Start of MATERIAL TO PROCESS
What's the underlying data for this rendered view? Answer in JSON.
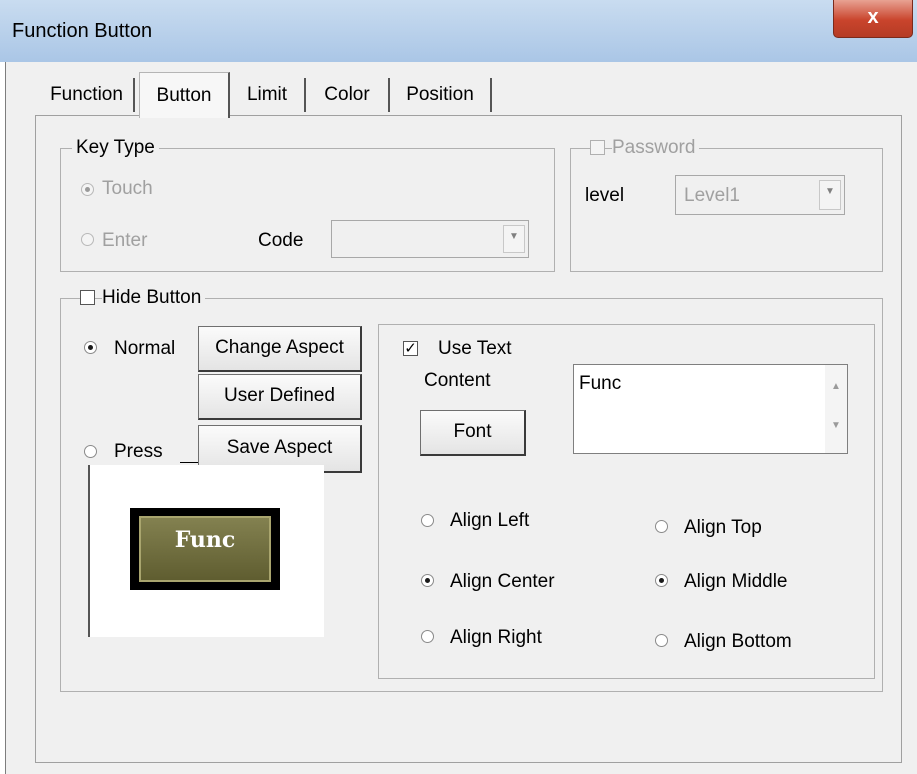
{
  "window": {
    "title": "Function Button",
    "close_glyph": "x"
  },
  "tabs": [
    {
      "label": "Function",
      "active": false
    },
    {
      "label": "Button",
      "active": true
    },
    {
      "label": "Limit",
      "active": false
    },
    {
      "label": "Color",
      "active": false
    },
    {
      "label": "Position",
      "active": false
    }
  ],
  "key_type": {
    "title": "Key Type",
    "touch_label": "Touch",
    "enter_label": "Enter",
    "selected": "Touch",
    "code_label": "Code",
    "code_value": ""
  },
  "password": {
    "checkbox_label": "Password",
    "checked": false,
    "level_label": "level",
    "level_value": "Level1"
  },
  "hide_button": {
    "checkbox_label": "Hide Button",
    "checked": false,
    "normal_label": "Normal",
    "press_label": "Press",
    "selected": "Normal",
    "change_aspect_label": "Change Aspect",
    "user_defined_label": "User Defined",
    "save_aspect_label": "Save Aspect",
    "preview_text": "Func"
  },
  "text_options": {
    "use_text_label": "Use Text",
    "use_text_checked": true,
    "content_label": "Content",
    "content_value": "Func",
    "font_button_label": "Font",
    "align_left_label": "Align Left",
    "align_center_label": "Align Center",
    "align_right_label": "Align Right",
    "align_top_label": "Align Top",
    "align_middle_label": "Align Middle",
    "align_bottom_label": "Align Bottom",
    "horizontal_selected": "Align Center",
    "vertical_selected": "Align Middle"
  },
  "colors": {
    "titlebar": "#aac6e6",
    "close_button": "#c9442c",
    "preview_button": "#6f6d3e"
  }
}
End of MATERIAL TO PROCESS
Go through the material above and print all of it exactly, except the pictures.

What's the underlying data for this rendered view? Answer in JSON.
{
  "window": {
    "title": "Function Button",
    "close_glyph": "x"
  },
  "tabs": [
    {
      "label": "Function",
      "active": false
    },
    {
      "label": "Button",
      "active": true
    },
    {
      "label": "Limit",
      "active": false
    },
    {
      "label": "Color",
      "active": false
    },
    {
      "label": "Position",
      "active": false
    }
  ],
  "key_type": {
    "title": "Key Type",
    "touch_label": "Touch",
    "enter_label": "Enter",
    "selected": "Touch",
    "code_label": "Code",
    "code_value": ""
  },
  "password": {
    "checkbox_label": "Password",
    "checked": false,
    "level_label": "level",
    "level_value": "Level1"
  },
  "hide_button": {
    "checkbox_label": "Hide Button",
    "checked": false,
    "normal_label": "Normal",
    "press_label": "Press",
    "selected": "Normal",
    "change_aspect_label": "Change Aspect",
    "user_defined_label": "User Defined",
    "save_aspect_label": "Save Aspect",
    "preview_text": "Func"
  },
  "text_options": {
    "use_text_label": "Use Text",
    "use_text_checked": true,
    "content_label": "Content",
    "content_value": "Func",
    "font_button_label": "Font",
    "align_left_label": "Align Left",
    "align_center_label": "Align Center",
    "align_right_label": "Align Right",
    "align_top_label": "Align Top",
    "align_middle_label": "Align Middle",
    "align_bottom_label": "Align Bottom",
    "horizontal_selected": "Align Center",
    "vertical_selected": "Align Middle"
  },
  "colors": {
    "titlebar": "#aac6e6",
    "close_button": "#c9442c",
    "preview_button": "#6f6d3e"
  }
}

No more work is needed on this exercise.